● **Listed entries**:

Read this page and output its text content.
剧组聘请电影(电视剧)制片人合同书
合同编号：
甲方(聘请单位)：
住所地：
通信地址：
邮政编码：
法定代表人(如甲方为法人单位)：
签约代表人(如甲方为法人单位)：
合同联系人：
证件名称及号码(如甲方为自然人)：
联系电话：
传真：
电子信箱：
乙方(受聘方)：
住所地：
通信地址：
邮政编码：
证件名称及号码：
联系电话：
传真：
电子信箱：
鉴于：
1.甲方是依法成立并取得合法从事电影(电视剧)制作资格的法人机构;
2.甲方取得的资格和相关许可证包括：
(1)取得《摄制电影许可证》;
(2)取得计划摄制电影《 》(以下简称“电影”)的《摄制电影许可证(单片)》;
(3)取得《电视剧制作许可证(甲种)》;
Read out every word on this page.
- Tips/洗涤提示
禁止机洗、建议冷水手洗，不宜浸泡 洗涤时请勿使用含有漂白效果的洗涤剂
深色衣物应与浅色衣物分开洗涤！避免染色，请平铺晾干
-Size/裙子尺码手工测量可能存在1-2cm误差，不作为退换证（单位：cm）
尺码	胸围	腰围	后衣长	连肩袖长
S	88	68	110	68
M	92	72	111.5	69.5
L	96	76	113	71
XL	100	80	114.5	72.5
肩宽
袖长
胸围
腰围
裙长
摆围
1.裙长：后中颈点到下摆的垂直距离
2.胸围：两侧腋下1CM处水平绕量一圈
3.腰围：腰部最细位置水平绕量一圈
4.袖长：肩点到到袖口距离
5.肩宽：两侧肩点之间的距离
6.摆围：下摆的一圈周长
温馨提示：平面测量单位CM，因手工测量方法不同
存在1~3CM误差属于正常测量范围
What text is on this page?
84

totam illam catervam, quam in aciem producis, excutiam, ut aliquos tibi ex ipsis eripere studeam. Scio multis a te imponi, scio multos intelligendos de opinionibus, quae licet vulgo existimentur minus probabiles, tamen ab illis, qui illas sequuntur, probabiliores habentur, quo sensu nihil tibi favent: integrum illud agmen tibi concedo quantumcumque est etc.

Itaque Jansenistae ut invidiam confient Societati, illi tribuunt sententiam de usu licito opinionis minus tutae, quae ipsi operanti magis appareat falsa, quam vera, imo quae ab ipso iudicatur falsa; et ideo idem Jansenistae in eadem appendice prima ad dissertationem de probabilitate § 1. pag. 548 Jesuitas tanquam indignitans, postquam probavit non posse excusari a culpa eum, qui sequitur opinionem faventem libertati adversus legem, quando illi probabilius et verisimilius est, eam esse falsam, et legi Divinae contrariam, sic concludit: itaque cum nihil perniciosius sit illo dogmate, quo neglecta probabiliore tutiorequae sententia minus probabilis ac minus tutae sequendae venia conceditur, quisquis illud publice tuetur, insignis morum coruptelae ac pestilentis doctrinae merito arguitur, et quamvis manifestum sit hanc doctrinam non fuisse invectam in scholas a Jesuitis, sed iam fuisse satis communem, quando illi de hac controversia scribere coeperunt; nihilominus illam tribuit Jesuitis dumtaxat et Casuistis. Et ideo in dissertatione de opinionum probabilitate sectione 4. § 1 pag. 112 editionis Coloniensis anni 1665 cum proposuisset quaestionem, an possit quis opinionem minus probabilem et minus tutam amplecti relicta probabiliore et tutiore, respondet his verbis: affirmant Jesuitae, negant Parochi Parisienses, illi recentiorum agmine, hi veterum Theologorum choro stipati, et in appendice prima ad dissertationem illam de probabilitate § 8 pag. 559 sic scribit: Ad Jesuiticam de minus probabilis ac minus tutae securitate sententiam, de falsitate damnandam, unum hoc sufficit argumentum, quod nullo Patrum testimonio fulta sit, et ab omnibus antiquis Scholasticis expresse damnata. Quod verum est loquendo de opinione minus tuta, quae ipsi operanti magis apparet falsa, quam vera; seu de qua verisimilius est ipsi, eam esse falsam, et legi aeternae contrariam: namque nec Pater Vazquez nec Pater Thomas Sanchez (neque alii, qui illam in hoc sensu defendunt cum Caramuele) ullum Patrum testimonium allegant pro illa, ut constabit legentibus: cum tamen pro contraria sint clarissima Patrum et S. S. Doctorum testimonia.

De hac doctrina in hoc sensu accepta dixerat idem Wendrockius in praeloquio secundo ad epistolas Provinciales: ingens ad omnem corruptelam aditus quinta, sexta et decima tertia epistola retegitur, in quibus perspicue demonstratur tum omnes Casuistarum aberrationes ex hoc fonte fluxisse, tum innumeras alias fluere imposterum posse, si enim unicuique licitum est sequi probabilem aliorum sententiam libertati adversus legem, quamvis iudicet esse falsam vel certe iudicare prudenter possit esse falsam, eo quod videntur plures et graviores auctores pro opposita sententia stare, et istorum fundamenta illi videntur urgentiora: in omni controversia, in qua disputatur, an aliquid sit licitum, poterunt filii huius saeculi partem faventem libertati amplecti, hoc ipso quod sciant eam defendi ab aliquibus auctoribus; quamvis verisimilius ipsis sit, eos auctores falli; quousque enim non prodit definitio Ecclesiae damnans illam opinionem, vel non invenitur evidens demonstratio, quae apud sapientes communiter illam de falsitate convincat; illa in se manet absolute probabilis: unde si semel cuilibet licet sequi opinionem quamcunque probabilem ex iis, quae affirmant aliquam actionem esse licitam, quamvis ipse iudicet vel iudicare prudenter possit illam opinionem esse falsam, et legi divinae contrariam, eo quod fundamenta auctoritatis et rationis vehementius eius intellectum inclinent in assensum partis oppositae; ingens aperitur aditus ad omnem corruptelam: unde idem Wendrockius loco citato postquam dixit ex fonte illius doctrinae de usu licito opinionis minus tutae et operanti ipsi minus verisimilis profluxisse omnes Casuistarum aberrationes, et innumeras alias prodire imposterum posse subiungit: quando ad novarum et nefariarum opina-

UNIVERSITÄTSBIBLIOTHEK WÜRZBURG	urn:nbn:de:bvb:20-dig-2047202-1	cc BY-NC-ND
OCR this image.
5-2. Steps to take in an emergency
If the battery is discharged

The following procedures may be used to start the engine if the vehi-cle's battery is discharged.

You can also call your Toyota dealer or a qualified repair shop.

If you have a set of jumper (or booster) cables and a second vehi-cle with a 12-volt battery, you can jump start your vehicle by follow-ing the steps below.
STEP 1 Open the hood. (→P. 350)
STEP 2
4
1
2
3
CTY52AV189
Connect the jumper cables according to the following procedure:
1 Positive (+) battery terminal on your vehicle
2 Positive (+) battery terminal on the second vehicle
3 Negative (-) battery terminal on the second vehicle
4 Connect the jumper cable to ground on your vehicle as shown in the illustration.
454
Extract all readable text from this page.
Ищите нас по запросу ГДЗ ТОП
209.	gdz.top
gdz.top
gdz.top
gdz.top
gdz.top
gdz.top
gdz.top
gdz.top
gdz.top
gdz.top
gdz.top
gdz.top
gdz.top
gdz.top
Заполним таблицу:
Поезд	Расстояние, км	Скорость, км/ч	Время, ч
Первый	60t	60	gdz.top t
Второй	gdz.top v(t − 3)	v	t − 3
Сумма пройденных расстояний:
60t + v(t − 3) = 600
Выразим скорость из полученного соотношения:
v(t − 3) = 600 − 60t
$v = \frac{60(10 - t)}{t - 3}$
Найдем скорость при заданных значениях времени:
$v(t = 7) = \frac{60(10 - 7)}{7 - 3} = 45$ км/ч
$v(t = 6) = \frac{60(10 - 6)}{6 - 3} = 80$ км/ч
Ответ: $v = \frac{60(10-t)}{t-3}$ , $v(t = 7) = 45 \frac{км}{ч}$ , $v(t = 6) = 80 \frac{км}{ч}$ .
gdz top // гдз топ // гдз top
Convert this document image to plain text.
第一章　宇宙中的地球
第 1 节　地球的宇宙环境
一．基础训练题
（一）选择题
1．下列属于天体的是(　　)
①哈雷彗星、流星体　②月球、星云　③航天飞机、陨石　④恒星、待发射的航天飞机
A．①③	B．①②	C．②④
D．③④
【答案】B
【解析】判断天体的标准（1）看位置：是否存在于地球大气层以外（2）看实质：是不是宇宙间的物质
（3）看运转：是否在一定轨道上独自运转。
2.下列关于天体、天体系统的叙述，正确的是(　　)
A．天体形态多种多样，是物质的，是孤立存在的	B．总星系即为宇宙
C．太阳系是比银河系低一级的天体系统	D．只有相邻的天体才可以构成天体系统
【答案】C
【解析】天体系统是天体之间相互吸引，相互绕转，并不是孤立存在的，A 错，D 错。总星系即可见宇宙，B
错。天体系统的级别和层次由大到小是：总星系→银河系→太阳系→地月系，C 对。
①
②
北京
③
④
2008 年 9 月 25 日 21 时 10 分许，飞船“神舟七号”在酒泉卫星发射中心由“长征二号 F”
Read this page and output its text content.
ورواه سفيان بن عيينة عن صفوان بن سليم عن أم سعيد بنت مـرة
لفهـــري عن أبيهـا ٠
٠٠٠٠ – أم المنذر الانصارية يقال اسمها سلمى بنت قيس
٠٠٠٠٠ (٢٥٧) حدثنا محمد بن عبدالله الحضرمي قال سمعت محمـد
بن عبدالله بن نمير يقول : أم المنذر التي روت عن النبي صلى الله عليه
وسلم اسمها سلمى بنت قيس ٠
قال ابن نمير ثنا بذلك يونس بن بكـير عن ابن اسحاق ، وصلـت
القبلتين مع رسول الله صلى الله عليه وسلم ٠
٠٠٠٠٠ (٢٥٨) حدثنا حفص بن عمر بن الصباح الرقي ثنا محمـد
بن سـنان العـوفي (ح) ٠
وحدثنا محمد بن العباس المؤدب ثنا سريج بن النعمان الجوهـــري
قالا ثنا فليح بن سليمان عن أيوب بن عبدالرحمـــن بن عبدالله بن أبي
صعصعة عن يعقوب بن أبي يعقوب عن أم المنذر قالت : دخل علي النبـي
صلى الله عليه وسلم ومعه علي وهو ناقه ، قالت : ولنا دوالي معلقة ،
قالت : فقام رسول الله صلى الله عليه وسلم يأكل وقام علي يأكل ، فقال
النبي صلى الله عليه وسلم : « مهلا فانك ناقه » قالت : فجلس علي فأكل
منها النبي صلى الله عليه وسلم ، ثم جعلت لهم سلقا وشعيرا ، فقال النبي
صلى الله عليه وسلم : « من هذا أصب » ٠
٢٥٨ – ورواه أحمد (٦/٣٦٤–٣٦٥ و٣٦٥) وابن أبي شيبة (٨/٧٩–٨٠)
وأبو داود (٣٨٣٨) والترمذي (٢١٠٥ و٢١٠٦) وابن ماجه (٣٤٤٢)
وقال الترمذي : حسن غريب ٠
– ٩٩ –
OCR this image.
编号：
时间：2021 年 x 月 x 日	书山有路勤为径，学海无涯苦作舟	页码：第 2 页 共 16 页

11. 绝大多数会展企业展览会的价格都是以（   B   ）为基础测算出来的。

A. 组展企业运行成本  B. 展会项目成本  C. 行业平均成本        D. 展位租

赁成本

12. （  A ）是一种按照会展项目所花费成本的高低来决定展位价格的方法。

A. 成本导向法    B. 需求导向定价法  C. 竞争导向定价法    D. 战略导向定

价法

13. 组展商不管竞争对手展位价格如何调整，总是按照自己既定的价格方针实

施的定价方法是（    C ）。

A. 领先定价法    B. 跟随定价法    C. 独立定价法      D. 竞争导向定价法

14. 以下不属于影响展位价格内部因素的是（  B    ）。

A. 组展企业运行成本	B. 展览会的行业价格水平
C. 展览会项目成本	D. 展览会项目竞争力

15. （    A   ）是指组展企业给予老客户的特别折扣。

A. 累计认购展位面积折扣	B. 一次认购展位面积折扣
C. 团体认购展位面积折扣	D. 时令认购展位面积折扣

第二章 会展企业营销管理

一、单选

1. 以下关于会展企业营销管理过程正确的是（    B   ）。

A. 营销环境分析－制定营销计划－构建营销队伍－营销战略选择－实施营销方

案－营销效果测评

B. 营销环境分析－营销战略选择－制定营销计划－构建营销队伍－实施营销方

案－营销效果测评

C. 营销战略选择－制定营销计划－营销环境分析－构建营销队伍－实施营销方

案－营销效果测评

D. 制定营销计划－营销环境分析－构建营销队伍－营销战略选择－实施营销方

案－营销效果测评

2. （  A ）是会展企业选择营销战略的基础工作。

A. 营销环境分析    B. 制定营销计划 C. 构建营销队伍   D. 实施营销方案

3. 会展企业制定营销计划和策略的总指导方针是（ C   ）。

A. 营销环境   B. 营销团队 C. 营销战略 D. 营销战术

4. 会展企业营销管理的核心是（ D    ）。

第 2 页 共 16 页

● **Description of the task**: Tally how many lines of the material contain the word "摄制电影许可证". The answer must be the number and nothing else.

● **Worked solution**: 2